All the entries need to be quoted exactly, apart from the pictures, which you should drop.

(Extracted records)
+++++

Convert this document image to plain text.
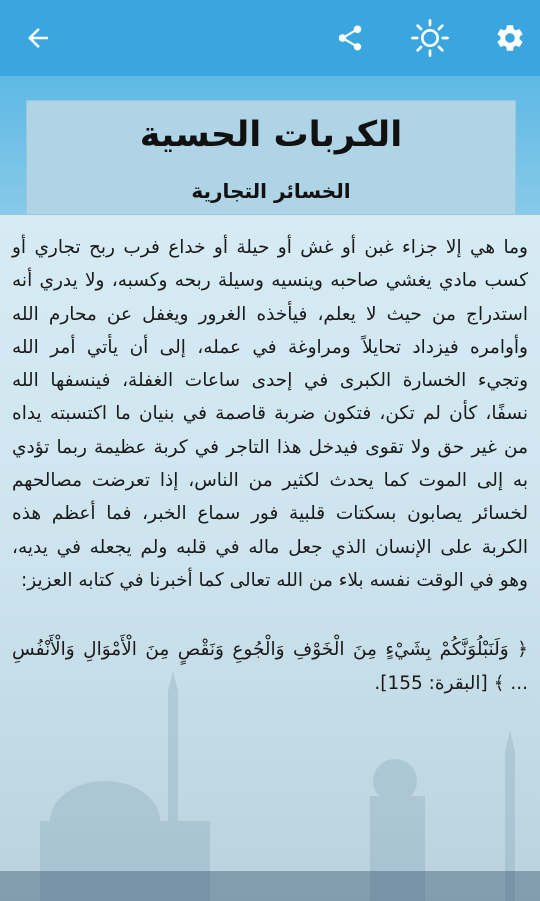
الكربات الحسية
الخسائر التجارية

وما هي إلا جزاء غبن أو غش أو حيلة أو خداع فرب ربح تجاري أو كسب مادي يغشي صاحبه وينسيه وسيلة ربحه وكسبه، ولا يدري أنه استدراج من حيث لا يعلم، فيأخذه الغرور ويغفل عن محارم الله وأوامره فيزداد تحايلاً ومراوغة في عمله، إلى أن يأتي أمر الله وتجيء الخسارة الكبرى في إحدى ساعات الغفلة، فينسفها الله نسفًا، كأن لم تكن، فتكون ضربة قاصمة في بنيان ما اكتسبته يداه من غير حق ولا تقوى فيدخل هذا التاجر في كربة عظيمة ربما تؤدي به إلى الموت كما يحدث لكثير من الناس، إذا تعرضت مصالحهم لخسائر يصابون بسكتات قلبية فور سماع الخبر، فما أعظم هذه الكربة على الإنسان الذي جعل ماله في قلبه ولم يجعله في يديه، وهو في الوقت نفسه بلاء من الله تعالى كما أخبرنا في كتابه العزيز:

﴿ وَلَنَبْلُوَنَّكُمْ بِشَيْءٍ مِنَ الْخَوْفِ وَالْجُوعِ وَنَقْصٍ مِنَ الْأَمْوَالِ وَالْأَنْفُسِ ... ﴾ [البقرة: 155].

+++++

Correct answer
Convert this document image to plain text.
الكربات الحسية
الخسائر التجارية

وما هي إلا جزاء غبن أو غش أو حيلة أو خداع فرب ربح تجاري أو كسب مادي يغشي صاحبه وينسيه وسيلة ربحه وكسبه، ولا يدري أنه استدراج من حيث لا يعلم، فيأخذه الغرور ويغفل عن محارم الله وأوامره فيزداد تحايلاً ومراوغة في عمله، إلى أن يأتي أمر الله وتجيء الخسارة الكبرى في إحدى ساعات الغفلة، فينسفها الله نسفًا، كأن لم تكن، فتكون ضربة قاصمة في بنيان ما اكتسبته يداه من غير حق ولا تقوى فيدخل هذا التاجر في كربة عظيمة ربما تؤدي به إلى الموت كما يحدث لكثير من الناس، إذا تعرضت مصالحهم لخسائر يصابون بسكتات قلبية فور سماع الخبر، فما أعظم هذه الكربة على الإنسان الذي جعل ماله في قلبه ولم يجعله في يديه، وهو في الوقت نفسه بلاء من الله تعالى كما أخبرنا في كتابه العزيز:

﴿ وَلَنَبْلُوَنَّكُمْ بِشَيْءٍ مِنَ الْخَوْفِ وَالْجُوعِ وَنَقْصٍ مِنَ الْأَمْوَالِ وَالْأَنْفُسِ ... ﴾ [البقرة: 155].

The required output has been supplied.